Alıntı metin =>

--

Ana içeriğe atla

İnşa Hareketi


Hayatı anlamlandırma sürecinde kesretten vahdete akan bir yol takip edilmesi gerekiyor. Bire ulaşma hedefinden sapmak kesrette boğulmaya, zihinde müşevveşiyete ve ahiri ateşle temizlenmeye kadar varıyor.

Bahsi geçen serüvende kırk yıllık tahsilinde dört kelimeye vasıl olduğunu söyleyen Bediüzzaman mühim dörtlünün adlarını da şöyle zikrediyor. Manayı harfi, manayı ismi, nazar ve niyet. Sanattan sanatkara ulaşırken, Rabbi Rahimi ararken, başa gelen musibet ve hastalıklara, eza ve cefalara sabırla mukabele ederken hep bu dört denklemi işletiyor tabiri caizse. Ne gariptir ki Kuranın esasları da tevhid, nübüvvet, haşir ve ubudiyet/adalet olarak dört sayısına ulaşıyor. Akılda ister istemez aradaki bağları sorguluyor!

--

Veriler =>

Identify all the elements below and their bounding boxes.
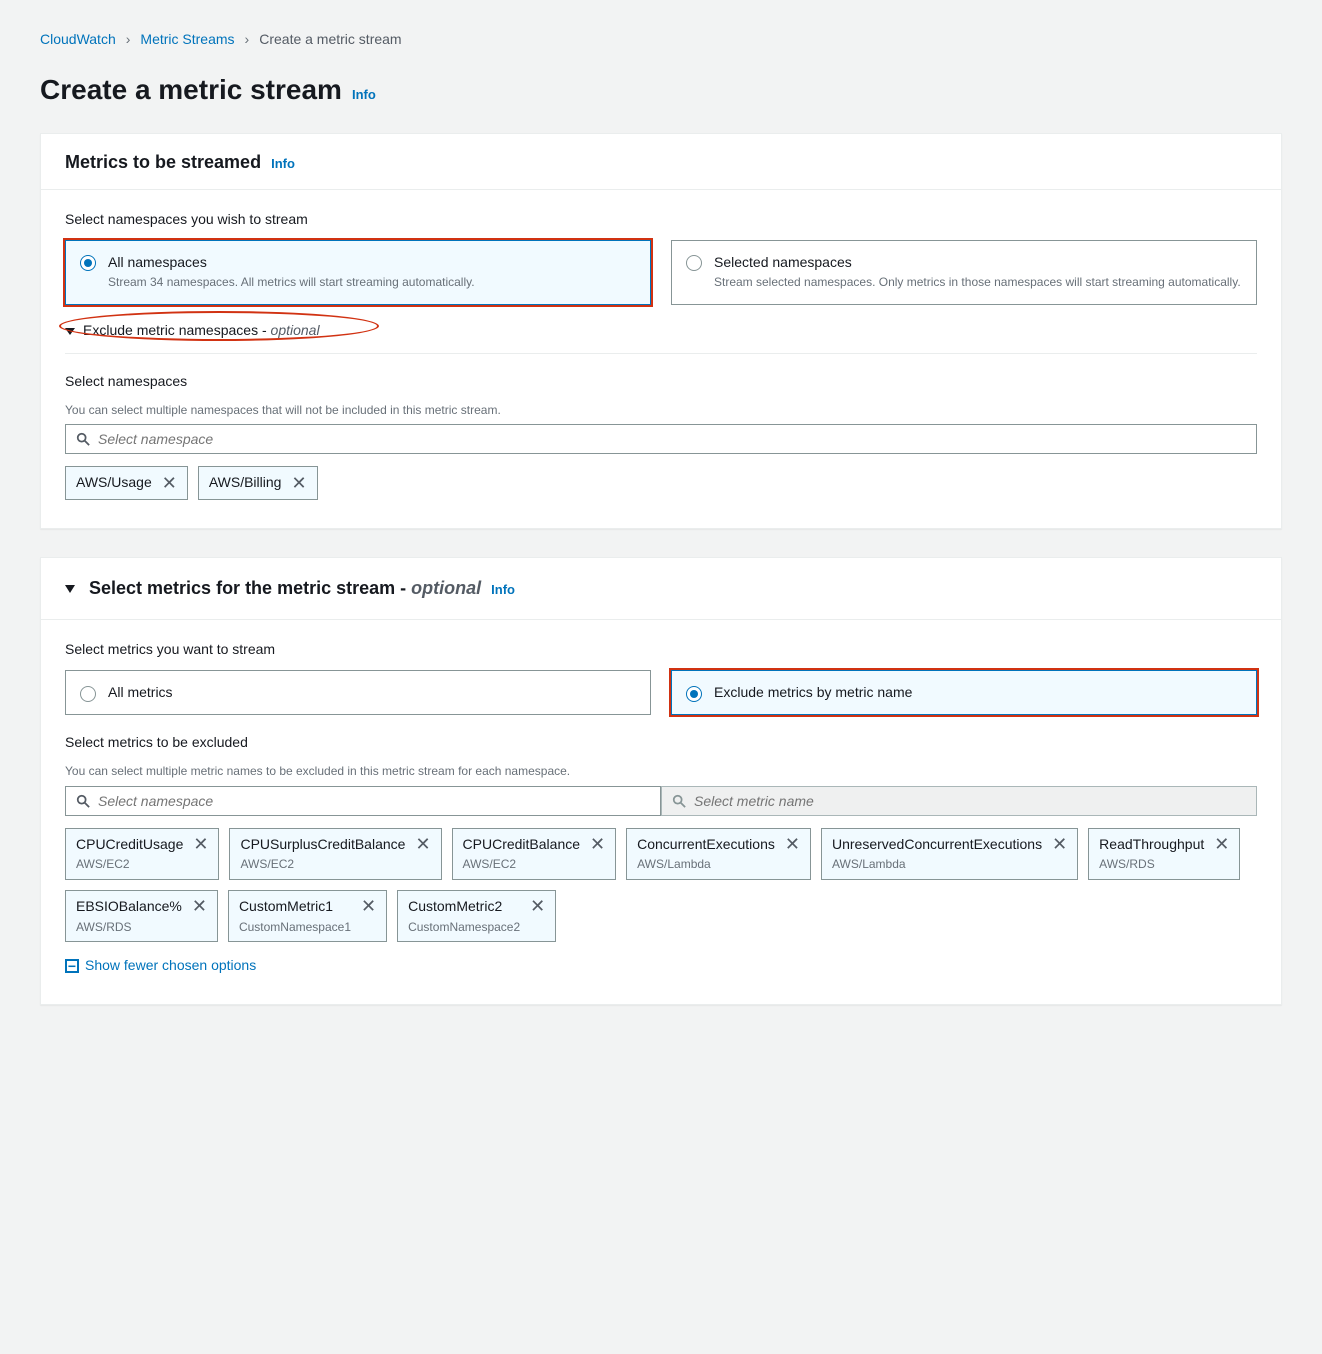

--

Yönerge => Alıntı metinde "Hayatı anlamlandırma sürecinde" sözlerinden başlayıp "aradaki bağları sorguluyor!" sözlerine kadar inen bölümün tamamını kelimesi kelimesine aktarın.

Beklenen yanıt =>
Hayatı anlamlandırma sürecinde kesretten vahdete akan bir yol takip edilmesi gerekiyor. Bire ulaşma hedefinden sapmak kesrette boğulmaya, zihinde müşevveşiyete ve ahiri ateşle temizlenmeye kadar varıyor.

Bahsi geçen serüvende kırk yıllık tahsilinde dört kelimeye vasıl olduğunu söyleyen Bediüzzaman mühim dörtlünün adlarını da şöyle zikrediyor. Manayı harfi, manayı ismi, nazar ve niyet. Sanattan sanatkara ulaşırken, Rabbi Rahimi ararken, başa gelen musibet ve hastalıklara, eza ve cefalara sabırla mukabele ederken hep bu dört denklemi işletiyor tabiri caizse. Ne gariptir ki Kuranın esasları da tevhid, nübüvvet, haşir ve ubudiyet/adalet olarak dört sayısına ulaşıyor. Akılda ister istemez aradaki bağları sorguluyor!